- CHALLENGE: Report, as a bare number, how many lines of the material below contain the word "zamonaviy".
-------
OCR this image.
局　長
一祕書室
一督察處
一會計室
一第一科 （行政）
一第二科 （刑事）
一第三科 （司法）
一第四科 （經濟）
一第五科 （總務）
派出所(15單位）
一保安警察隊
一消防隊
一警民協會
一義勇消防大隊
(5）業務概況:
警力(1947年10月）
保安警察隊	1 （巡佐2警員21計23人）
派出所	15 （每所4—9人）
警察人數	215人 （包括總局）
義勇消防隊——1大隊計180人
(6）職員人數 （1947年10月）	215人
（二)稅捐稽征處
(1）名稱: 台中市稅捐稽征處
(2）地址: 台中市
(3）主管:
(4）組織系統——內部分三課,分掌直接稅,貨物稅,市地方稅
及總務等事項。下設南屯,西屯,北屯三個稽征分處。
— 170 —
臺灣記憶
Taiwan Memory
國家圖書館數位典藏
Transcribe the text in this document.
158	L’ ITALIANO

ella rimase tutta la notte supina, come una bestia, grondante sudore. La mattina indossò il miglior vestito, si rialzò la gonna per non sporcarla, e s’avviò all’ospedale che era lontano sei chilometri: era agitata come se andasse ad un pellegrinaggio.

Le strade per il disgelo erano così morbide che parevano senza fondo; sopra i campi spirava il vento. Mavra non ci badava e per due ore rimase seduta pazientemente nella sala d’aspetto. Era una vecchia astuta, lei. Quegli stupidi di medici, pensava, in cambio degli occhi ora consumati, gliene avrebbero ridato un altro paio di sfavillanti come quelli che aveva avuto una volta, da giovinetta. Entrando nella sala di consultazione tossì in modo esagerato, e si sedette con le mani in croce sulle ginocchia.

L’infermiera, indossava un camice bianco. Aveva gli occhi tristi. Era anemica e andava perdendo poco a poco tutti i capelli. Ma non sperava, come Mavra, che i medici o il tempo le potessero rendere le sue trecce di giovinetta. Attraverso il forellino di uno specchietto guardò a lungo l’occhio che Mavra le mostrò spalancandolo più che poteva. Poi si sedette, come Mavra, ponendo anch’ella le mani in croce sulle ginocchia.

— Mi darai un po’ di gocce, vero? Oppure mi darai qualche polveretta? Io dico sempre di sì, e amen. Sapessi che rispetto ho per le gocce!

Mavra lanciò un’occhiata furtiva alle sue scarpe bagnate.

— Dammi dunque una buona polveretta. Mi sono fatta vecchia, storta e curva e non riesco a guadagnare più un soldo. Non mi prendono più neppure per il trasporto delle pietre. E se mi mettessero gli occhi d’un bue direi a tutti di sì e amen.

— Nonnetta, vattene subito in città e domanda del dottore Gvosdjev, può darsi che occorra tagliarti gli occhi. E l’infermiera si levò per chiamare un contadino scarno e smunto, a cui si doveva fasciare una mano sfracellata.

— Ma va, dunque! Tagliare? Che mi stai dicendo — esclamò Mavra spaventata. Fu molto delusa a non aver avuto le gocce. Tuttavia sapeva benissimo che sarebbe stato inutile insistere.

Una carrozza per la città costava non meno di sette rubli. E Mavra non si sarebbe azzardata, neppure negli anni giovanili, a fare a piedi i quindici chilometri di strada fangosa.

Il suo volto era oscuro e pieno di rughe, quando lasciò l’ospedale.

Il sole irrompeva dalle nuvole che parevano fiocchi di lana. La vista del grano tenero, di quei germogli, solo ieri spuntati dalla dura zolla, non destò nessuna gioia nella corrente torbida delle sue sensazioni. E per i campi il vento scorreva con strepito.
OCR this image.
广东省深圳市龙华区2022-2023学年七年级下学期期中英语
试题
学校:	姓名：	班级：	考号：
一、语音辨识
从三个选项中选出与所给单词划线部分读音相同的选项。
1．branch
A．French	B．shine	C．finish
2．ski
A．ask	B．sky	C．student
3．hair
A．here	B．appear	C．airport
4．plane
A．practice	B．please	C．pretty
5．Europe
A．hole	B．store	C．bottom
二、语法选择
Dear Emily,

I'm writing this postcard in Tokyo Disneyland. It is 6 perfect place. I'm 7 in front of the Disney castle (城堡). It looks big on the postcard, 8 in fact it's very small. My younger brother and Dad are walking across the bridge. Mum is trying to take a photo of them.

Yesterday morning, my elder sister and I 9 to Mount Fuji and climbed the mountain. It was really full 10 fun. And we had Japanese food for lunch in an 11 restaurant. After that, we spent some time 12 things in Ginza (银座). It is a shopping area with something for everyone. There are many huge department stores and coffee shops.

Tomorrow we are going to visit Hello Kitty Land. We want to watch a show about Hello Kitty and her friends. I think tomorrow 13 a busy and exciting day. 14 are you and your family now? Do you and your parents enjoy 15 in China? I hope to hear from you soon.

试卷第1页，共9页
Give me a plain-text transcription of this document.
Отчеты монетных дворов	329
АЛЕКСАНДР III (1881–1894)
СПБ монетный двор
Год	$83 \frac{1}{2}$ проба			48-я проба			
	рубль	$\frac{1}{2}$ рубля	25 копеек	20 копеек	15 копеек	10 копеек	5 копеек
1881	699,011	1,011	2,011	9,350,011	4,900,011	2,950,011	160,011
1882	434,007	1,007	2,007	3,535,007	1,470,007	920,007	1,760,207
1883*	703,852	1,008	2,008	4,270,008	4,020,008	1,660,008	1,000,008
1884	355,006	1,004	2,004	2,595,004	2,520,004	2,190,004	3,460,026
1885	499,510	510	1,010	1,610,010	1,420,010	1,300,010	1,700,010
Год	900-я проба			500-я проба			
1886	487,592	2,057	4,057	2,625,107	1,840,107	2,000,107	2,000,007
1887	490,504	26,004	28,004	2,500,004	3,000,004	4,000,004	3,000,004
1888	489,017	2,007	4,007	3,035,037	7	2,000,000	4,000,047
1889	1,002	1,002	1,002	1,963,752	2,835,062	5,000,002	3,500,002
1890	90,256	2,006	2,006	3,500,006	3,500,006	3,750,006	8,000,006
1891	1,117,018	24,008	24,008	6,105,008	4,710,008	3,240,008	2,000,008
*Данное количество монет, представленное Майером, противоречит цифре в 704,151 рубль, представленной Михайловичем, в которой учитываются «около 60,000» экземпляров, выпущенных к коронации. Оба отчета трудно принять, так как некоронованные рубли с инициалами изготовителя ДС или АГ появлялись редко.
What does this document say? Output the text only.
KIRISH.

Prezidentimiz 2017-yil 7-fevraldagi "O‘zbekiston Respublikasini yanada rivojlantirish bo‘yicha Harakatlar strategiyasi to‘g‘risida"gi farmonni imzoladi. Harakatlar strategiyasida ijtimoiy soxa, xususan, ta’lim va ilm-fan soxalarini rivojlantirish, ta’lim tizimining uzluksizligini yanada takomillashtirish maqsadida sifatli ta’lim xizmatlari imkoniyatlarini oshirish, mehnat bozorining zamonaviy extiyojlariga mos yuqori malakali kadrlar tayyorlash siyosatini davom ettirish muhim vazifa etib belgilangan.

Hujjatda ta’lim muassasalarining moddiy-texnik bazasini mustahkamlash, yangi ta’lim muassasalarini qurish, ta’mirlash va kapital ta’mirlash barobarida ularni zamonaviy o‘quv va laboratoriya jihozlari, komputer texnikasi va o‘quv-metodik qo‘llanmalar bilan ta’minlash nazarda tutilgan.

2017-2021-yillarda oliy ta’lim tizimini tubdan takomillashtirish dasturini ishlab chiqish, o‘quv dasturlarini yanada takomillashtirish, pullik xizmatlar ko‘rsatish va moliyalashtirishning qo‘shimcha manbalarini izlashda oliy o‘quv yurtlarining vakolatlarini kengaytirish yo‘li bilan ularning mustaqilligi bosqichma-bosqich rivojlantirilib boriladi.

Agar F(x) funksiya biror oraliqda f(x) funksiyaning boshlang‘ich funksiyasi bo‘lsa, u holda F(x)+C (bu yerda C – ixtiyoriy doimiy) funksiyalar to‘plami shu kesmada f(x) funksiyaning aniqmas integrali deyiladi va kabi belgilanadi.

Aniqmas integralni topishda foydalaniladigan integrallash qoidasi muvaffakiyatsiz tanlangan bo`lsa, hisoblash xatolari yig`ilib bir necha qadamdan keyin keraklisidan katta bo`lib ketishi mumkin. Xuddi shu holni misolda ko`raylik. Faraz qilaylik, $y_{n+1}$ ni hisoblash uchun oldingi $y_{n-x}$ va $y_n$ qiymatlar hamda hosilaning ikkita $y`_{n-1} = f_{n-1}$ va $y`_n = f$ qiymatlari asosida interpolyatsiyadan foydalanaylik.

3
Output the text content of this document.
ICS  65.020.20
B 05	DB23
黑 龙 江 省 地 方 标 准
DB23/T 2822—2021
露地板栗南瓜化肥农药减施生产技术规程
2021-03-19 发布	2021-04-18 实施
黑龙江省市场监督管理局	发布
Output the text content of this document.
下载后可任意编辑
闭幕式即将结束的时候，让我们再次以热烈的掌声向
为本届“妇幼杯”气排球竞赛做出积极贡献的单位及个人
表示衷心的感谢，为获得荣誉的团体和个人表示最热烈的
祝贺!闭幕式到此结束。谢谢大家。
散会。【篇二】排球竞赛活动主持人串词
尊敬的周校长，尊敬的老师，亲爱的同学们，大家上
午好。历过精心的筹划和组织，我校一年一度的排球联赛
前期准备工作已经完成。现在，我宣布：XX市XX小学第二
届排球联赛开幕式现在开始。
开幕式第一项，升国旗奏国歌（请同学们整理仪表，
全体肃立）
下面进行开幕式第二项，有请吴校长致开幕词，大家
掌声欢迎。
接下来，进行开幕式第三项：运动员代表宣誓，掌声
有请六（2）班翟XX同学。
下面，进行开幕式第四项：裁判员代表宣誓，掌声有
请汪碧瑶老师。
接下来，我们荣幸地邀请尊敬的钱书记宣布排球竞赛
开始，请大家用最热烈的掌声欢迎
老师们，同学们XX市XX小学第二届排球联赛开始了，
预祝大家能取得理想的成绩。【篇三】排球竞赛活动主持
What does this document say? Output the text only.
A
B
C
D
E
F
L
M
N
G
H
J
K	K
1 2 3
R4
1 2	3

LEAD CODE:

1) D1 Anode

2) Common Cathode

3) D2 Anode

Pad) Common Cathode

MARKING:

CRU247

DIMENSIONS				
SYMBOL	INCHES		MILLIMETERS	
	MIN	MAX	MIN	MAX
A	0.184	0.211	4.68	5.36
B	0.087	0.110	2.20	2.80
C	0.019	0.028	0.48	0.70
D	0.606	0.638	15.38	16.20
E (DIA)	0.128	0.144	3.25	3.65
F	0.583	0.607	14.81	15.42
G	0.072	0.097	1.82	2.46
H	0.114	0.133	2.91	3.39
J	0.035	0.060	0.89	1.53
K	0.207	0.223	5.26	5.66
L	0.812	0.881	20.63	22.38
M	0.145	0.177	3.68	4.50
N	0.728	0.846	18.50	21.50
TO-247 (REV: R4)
-------
- CORRECT OUTPUT: 2